| TASK PROMPT |
Can you transcribe the entries below, character for character, from their first line through the line containing "stamp-postal-city: 72-602 Świnoujście", both ends included?

| RECORDED INFORMATION |
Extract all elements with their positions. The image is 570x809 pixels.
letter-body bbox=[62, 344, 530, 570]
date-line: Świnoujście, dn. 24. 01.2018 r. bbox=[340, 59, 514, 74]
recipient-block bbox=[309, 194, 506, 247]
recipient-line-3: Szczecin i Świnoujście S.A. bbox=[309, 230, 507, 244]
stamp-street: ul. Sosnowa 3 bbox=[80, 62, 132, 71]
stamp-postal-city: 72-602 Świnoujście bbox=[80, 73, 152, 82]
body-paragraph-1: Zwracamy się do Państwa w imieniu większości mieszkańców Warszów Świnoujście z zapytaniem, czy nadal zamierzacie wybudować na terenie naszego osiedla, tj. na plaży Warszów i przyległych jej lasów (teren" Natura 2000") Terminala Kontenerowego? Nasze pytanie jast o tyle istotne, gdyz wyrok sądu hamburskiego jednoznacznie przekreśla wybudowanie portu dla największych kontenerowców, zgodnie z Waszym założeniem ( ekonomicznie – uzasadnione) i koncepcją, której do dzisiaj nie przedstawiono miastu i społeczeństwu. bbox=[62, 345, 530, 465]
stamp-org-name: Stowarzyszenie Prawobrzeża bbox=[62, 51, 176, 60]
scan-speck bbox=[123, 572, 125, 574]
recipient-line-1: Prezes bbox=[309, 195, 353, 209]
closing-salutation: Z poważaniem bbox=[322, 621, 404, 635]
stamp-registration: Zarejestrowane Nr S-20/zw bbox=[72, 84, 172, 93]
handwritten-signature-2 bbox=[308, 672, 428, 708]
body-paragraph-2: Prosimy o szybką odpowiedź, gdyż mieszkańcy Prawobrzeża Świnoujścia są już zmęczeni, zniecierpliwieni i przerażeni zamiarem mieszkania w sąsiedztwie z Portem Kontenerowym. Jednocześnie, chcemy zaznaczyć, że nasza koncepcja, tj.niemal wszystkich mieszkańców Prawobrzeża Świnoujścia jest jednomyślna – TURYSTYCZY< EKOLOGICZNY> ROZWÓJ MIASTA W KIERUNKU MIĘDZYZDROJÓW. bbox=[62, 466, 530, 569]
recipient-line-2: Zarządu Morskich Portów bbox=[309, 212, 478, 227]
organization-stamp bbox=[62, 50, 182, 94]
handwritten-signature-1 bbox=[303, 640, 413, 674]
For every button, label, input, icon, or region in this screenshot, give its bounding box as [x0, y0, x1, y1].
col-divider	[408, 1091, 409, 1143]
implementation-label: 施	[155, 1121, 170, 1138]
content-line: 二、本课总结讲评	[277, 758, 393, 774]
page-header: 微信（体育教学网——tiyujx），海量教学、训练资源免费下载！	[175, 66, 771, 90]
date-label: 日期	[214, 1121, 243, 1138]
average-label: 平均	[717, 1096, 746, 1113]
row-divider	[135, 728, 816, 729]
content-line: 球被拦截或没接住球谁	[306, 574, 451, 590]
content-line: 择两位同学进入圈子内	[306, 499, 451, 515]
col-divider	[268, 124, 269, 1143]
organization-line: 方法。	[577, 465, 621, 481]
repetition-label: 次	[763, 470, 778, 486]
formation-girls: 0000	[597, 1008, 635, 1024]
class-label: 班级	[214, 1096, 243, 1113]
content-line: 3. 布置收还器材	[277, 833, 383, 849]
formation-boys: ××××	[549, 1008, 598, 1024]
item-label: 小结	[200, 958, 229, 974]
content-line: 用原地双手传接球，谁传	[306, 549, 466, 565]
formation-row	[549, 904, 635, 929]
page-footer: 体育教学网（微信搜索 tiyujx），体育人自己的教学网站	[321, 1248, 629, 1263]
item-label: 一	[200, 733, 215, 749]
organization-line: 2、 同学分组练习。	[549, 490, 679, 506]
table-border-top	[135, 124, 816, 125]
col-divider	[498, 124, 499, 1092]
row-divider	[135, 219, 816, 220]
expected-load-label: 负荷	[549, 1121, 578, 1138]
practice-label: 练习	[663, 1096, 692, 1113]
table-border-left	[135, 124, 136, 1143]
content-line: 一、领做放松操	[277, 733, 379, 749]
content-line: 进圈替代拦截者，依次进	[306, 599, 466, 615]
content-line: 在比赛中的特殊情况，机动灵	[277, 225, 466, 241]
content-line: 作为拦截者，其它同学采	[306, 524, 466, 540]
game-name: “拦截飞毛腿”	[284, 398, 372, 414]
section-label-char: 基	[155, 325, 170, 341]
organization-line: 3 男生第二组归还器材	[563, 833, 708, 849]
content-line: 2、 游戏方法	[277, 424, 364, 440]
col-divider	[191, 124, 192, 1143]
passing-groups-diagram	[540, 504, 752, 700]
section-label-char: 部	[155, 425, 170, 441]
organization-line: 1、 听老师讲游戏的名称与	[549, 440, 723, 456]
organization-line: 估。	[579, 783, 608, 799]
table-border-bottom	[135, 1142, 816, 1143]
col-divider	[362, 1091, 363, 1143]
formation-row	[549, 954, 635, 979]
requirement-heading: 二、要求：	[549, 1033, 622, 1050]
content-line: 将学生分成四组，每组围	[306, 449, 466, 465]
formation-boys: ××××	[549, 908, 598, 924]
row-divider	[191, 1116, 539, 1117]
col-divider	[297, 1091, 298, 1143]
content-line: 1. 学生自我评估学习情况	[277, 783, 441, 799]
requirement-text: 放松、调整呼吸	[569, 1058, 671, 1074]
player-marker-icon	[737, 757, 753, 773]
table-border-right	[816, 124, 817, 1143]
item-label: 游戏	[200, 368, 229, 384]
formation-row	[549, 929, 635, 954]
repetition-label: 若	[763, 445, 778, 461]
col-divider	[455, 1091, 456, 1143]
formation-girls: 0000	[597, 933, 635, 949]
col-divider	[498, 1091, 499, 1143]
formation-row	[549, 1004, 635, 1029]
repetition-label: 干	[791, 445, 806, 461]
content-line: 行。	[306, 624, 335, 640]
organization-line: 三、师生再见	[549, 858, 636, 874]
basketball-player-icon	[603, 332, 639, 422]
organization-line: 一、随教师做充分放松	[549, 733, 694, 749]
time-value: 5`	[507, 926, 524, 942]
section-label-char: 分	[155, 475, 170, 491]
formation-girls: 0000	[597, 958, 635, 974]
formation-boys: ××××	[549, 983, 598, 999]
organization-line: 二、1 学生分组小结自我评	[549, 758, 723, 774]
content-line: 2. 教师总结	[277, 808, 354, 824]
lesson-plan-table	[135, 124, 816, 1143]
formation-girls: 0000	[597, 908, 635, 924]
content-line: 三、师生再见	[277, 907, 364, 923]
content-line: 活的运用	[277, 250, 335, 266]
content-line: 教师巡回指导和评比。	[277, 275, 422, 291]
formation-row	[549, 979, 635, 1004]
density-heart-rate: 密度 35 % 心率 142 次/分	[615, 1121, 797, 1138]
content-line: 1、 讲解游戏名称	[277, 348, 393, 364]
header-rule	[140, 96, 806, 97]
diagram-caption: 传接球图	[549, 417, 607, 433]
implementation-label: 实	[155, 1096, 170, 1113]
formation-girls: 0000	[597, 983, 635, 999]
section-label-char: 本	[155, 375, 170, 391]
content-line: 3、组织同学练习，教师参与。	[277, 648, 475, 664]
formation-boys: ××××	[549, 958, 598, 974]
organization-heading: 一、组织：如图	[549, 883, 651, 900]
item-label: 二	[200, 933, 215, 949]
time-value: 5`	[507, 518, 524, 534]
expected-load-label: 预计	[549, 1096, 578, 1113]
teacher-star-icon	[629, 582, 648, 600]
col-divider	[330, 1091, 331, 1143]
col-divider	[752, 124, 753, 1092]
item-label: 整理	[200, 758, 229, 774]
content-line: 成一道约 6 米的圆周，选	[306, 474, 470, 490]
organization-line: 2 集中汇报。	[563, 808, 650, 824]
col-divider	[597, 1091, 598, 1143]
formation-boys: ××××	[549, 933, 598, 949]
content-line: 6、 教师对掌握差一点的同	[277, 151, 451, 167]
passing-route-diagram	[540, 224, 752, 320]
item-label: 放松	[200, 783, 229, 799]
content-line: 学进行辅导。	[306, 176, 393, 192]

| EXERCISE SOLUTION |
Extract all elements with their positions. The image is 570x809 pixels.
letter-body bbox=[62, 344, 530, 570]
date-line: Świnoujście, dn. 24. 01.2018 r. bbox=[340, 59, 514, 74]
recipient-block bbox=[309, 194, 506, 247]
recipient-line-3: Szczecin i Świnoujście S.A. bbox=[309, 230, 507, 244]
stamp-street: ul. Sosnowa 3 bbox=[80, 62, 132, 71]
stamp-postal-city: 72-602 Świnoujście bbox=[80, 73, 152, 82]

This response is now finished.